[Stated task]:
Reproduce the listing verbatim, everything from the line containing "Itemize the components" down to the line containing "What elements are", both of those lines included. Leave the pictures out of your output.

[Stored entries]
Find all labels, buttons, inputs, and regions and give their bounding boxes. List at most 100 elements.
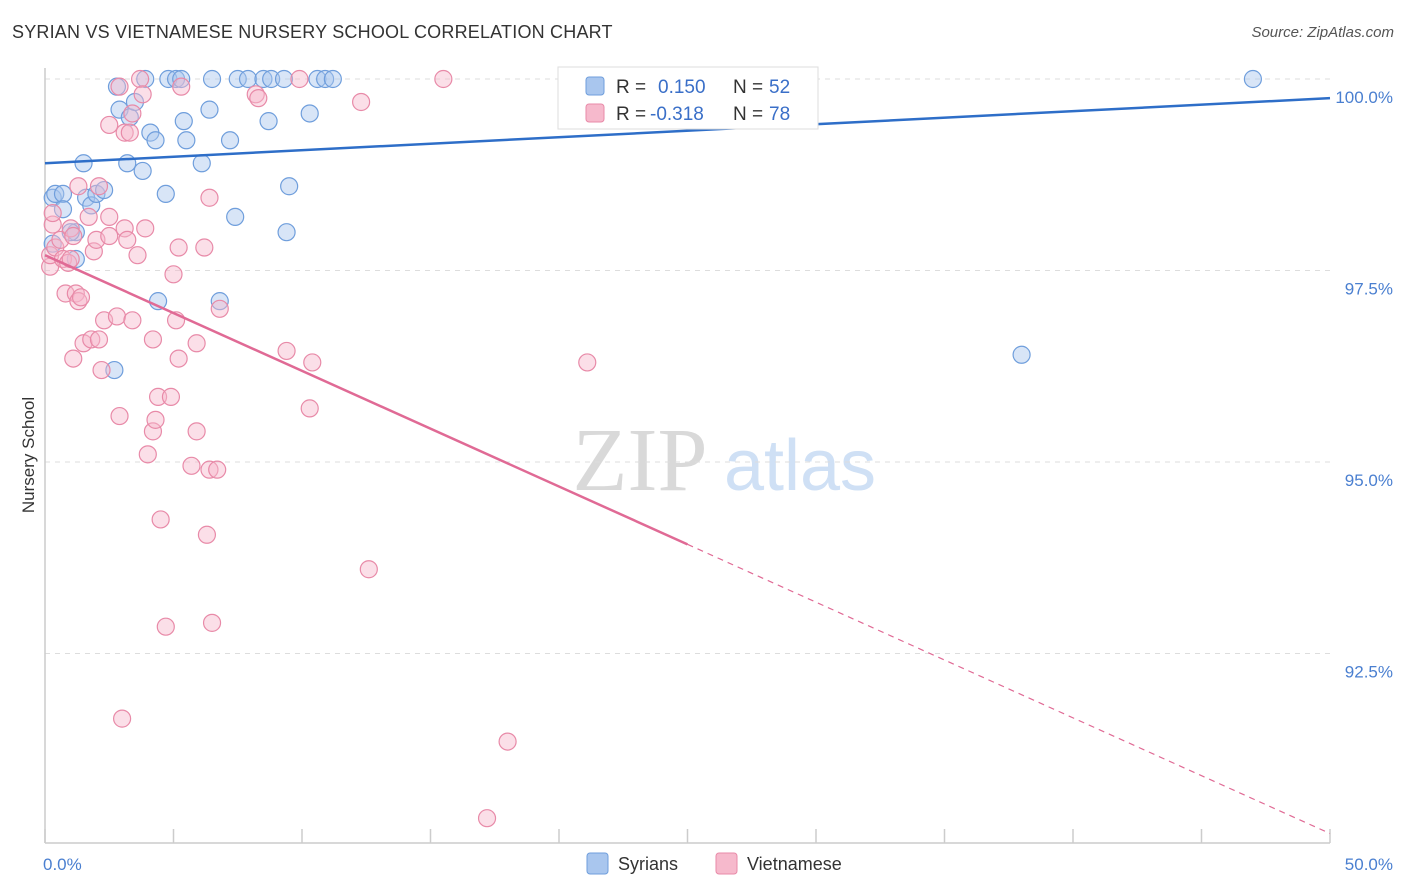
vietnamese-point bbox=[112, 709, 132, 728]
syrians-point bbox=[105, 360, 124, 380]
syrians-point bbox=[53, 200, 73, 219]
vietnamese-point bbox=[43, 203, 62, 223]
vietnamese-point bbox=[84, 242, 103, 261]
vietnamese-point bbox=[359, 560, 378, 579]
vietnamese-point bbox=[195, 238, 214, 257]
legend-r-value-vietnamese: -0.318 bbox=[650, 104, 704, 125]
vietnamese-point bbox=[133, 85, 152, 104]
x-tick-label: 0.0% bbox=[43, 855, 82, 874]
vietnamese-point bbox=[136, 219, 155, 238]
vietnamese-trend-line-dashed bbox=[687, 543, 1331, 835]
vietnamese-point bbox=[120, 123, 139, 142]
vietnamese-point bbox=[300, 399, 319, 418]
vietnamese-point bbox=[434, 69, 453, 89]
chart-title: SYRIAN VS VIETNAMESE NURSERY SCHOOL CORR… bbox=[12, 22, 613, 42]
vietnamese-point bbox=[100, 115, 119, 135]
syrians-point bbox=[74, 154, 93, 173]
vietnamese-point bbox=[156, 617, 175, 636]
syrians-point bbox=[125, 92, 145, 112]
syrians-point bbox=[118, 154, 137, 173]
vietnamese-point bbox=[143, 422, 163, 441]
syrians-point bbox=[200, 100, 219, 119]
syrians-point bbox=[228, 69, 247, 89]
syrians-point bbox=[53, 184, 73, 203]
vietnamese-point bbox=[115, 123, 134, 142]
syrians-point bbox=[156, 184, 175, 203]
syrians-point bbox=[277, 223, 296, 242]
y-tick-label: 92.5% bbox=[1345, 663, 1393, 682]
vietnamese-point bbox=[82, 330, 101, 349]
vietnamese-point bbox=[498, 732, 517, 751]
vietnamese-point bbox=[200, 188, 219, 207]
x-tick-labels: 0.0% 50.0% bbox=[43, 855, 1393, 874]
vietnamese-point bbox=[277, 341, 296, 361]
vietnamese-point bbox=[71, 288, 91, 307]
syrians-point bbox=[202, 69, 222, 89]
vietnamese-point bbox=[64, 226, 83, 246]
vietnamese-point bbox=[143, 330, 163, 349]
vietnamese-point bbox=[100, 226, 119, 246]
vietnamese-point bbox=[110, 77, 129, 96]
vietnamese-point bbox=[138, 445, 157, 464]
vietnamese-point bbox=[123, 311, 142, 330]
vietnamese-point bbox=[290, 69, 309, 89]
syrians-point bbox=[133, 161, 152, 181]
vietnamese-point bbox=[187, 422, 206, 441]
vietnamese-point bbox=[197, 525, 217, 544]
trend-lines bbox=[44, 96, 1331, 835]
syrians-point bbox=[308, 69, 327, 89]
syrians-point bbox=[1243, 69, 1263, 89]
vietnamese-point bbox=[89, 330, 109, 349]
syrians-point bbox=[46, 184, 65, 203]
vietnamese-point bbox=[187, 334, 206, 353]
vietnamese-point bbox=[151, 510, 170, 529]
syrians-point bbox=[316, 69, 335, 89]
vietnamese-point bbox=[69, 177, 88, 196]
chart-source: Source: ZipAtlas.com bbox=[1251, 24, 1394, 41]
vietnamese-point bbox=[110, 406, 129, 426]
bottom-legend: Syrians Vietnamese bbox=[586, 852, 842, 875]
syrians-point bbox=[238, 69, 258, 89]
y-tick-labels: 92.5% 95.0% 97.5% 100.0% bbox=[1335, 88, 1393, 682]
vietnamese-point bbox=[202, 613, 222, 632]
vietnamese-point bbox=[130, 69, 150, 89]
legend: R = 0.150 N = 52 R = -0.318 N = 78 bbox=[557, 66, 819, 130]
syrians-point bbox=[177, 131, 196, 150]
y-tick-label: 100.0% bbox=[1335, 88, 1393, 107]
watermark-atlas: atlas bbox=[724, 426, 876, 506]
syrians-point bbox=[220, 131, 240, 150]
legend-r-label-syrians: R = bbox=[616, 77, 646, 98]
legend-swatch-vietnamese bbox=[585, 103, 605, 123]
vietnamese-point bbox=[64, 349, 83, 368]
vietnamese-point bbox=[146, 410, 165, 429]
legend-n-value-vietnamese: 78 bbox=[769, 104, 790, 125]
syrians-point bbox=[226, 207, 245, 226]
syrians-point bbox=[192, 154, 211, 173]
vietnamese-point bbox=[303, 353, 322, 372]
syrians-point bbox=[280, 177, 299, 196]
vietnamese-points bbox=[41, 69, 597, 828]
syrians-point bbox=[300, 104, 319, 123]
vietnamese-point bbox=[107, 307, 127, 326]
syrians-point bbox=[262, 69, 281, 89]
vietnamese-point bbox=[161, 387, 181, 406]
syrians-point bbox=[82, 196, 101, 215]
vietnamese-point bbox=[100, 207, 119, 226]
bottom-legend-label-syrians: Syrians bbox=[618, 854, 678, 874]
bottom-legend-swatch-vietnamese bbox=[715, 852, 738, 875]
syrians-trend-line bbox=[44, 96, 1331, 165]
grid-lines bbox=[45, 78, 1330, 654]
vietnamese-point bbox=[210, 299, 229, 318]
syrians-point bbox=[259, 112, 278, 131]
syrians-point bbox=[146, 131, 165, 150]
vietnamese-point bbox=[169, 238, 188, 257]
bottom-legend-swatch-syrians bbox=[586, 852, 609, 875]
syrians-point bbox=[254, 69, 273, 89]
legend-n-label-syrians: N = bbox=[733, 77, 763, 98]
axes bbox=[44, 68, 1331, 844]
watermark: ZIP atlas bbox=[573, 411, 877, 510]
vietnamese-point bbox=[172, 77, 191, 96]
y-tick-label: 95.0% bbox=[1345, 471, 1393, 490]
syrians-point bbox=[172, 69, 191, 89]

--

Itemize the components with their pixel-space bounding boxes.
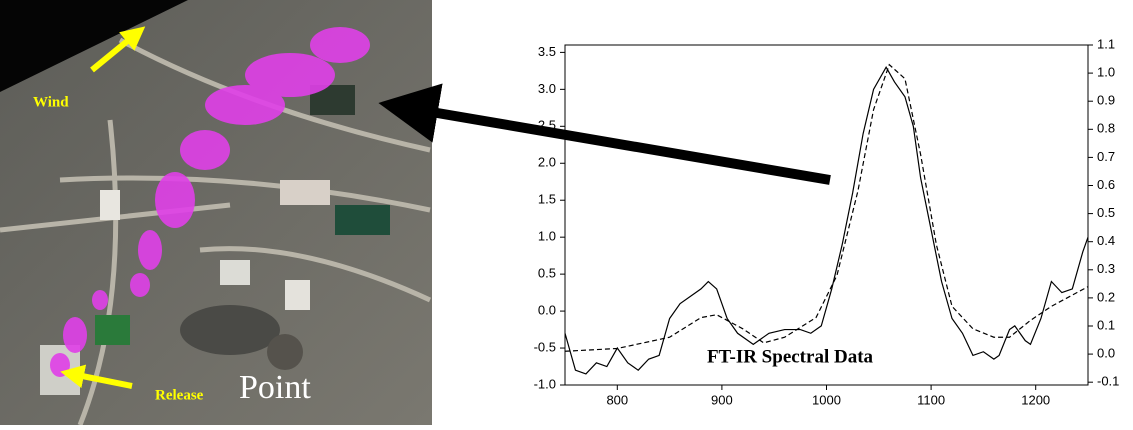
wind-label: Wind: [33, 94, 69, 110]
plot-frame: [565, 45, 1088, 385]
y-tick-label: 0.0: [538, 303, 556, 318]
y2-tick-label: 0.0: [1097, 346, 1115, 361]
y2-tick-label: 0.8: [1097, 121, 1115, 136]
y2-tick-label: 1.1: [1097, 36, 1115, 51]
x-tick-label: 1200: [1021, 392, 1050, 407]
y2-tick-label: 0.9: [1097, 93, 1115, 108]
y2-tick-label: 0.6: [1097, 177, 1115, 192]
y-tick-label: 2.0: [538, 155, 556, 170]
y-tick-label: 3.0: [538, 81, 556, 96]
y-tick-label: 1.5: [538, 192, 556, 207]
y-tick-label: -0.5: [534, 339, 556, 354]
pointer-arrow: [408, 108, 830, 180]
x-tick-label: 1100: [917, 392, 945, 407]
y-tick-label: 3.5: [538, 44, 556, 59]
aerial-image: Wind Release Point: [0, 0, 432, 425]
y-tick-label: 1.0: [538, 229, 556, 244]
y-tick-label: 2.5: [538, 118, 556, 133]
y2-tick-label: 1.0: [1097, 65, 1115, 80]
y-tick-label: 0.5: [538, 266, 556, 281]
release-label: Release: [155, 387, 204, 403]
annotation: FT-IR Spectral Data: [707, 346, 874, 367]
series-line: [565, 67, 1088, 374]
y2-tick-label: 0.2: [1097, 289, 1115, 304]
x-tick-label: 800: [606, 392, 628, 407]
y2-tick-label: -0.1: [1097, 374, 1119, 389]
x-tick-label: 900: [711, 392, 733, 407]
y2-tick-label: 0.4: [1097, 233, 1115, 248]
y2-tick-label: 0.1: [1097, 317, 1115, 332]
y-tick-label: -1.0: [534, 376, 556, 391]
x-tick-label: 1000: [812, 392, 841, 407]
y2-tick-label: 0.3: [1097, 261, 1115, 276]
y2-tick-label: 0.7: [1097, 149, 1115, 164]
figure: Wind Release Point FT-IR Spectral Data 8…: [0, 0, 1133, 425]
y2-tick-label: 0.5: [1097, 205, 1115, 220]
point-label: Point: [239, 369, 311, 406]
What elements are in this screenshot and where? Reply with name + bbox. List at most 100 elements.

[Response for this exercise]:
Itemize the components with their pixel-space bounding boxes.
wind-label: Wind: [33, 94, 69, 110]
plot-frame: [565, 45, 1088, 385]
y-tick-label: 0.0: [538, 303, 556, 318]
y2-tick-label: 0.0: [1097, 346, 1115, 361]
y2-tick-label: 0.8: [1097, 121, 1115, 136]
y2-tick-label: 1.1: [1097, 36, 1115, 51]
x-tick-label: 1200: [1021, 392, 1050, 407]
y2-tick-label: 0.9: [1097, 93, 1115, 108]
y2-tick-label: 0.6: [1097, 177, 1115, 192]
y-tick-label: 2.0: [538, 155, 556, 170]
y-tick-label: 3.0: [538, 81, 556, 96]
y-tick-label: 1.5: [538, 192, 556, 207]
y-tick-label: -0.5: [534, 339, 556, 354]
pointer-arrow: [408, 108, 830, 180]
x-tick-label: 1100: [917, 392, 945, 407]
y-tick-label: 3.5: [538, 44, 556, 59]
aerial-image: Wind Release Point: [0, 0, 432, 425]
y-tick-label: 1.0: [538, 229, 556, 244]
y-tick-label: 2.5: [538, 118, 556, 133]
y2-tick-label: 1.0: [1097, 65, 1115, 80]
y-tick-label: 0.5: [538, 266, 556, 281]
release-label: Release: [155, 387, 204, 403]
annotation: FT-IR Spectral Data: [707, 346, 874, 367]
series-line: [565, 67, 1088, 374]
y2-tick-label: 0.2: [1097, 289, 1115, 304]
x-tick-label: 800: [606, 392, 628, 407]
y2-tick-label: -0.1: [1097, 374, 1119, 389]
x-tick-label: 900: [711, 392, 733, 407]
y2-tick-label: 0.4: [1097, 233, 1115, 248]
y2-tick-label: 0.1: [1097, 317, 1115, 332]
y-tick-label: -1.0: [534, 376, 556, 391]
x-tick-label: 1000: [812, 392, 841, 407]
y2-tick-label: 0.3: [1097, 261, 1115, 276]
y2-tick-label: 0.7: [1097, 149, 1115, 164]
figure: Wind Release Point FT-IR Spectral Data 8…: [0, 0, 1133, 425]
y2-tick-label: 0.5: [1097, 205, 1115, 220]
point-label: Point: [239, 369, 311, 406]
What elements are in this screenshot and where? Reply with name + bbox. List at most 100 elements.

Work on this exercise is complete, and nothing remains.